_WHAT YOU HAVE TO DO_: Copy every entry word for word, but skip the pictures.

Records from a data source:
----

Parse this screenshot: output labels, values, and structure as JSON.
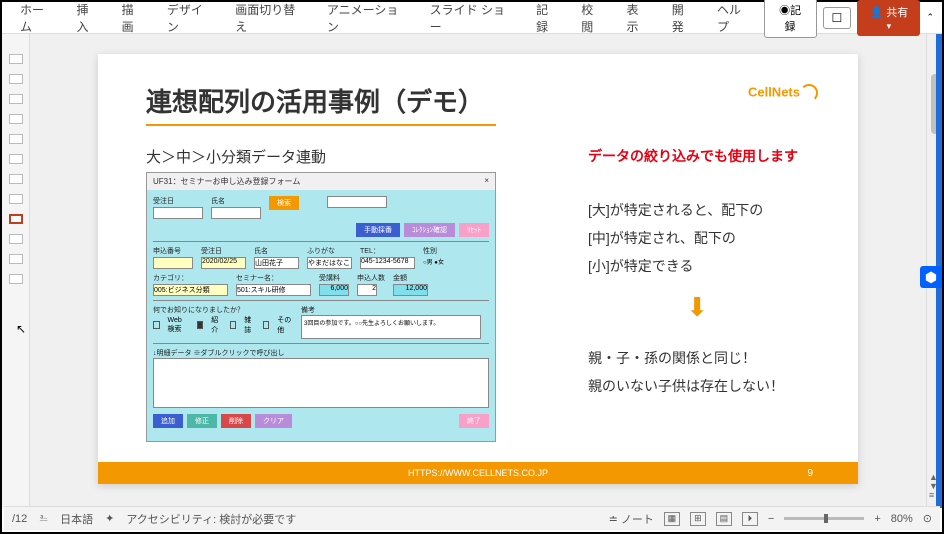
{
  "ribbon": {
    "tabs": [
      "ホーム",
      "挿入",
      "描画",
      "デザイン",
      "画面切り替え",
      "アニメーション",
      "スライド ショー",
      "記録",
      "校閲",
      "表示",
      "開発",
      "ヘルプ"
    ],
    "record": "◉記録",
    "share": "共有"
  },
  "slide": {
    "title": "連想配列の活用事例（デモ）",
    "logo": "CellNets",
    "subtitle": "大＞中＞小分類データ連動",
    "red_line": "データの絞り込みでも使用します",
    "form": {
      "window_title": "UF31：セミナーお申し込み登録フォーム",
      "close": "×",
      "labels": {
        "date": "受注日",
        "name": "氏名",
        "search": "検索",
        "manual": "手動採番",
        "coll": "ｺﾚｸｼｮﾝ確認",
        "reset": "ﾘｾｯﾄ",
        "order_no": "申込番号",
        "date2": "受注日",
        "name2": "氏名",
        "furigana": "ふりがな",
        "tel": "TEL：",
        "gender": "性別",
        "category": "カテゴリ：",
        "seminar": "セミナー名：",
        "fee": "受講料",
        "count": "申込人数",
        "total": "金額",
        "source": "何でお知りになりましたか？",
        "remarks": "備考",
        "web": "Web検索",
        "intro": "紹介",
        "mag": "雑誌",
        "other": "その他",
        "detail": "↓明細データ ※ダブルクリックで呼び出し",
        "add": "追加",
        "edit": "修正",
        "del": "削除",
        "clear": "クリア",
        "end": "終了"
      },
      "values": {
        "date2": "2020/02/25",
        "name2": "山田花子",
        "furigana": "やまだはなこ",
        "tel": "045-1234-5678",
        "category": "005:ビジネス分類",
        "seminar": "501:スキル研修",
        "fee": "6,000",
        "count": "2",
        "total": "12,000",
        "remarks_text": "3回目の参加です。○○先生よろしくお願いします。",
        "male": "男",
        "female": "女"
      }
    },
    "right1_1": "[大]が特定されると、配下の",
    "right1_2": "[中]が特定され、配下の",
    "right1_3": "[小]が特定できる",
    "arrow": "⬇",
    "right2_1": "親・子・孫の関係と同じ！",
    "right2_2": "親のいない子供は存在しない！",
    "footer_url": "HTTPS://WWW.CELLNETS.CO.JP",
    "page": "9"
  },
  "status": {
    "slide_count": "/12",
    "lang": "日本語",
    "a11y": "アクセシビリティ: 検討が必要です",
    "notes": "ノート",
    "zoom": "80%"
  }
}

----

_RESPONSE TO THIS EXERCISE_:
Parse this screenshot: output labels, values, and structure as JSON.
{
  "ribbon": {
    "tabs": [
      "ホーム",
      "挿入",
      "描画",
      "デザイン",
      "画面切り替え",
      "アニメーション",
      "スライド ショー",
      "記録",
      "校閲",
      "表示",
      "開発",
      "ヘルプ"
    ],
    "record": "◉記録",
    "share": "共有"
  },
  "slide": {
    "title": "連想配列の活用事例（デモ）",
    "logo": "CellNets",
    "subtitle": "大＞中＞小分類データ連動",
    "red_line": "データの絞り込みでも使用します",
    "form": {
      "window_title": "UF31：セミナーお申し込み登録フォーム",
      "close": "×",
      "labels": {
        "date": "受注日",
        "name": "氏名",
        "search": "検索",
        "manual": "手動採番",
        "coll": "ｺﾚｸｼｮﾝ確認",
        "reset": "ﾘｾｯﾄ",
        "order_no": "申込番号",
        "date2": "受注日",
        "name2": "氏名",
        "furigana": "ふりがな",
        "tel": "TEL：",
        "gender": "性別",
        "category": "カテゴリ：",
        "seminar": "セミナー名：",
        "fee": "受講料",
        "count": "申込人数",
        "total": "金額",
        "source": "何でお知りになりましたか？",
        "remarks": "備考",
        "web": "Web検索",
        "intro": "紹介",
        "mag": "雑誌",
        "other": "その他",
        "detail": "↓明細データ ※ダブルクリックで呼び出し",
        "add": "追加",
        "edit": "修正",
        "del": "削除",
        "clear": "クリア",
        "end": "終了"
      },
      "values": {
        "date2": "2020/02/25",
        "name2": "山田花子",
        "furigana": "やまだはなこ",
        "tel": "045-1234-5678",
        "category": "005:ビジネス分類",
        "seminar": "501:スキル研修",
        "fee": "6,000",
        "count": "2",
        "total": "12,000",
        "remarks_text": "3回目の参加です。○○先生よろしくお願いします。",
        "male": "男",
        "female": "女"
      }
    },
    "right1_1": "[大]が特定されると、配下の",
    "right1_2": "[中]が特定され、配下の",
    "right1_3": "[小]が特定できる",
    "arrow": "⬇",
    "right2_1": "親・子・孫の関係と同じ！",
    "right2_2": "親のいない子供は存在しない！",
    "footer_url": "HTTPS://WWW.CELLNETS.CO.JP",
    "page": "9"
  },
  "status": {
    "slide_count": "/12",
    "lang": "日本語",
    "a11y": "アクセシビリティ: 検討が必要です",
    "notes": "ノート",
    "zoom": "80%"
  }
}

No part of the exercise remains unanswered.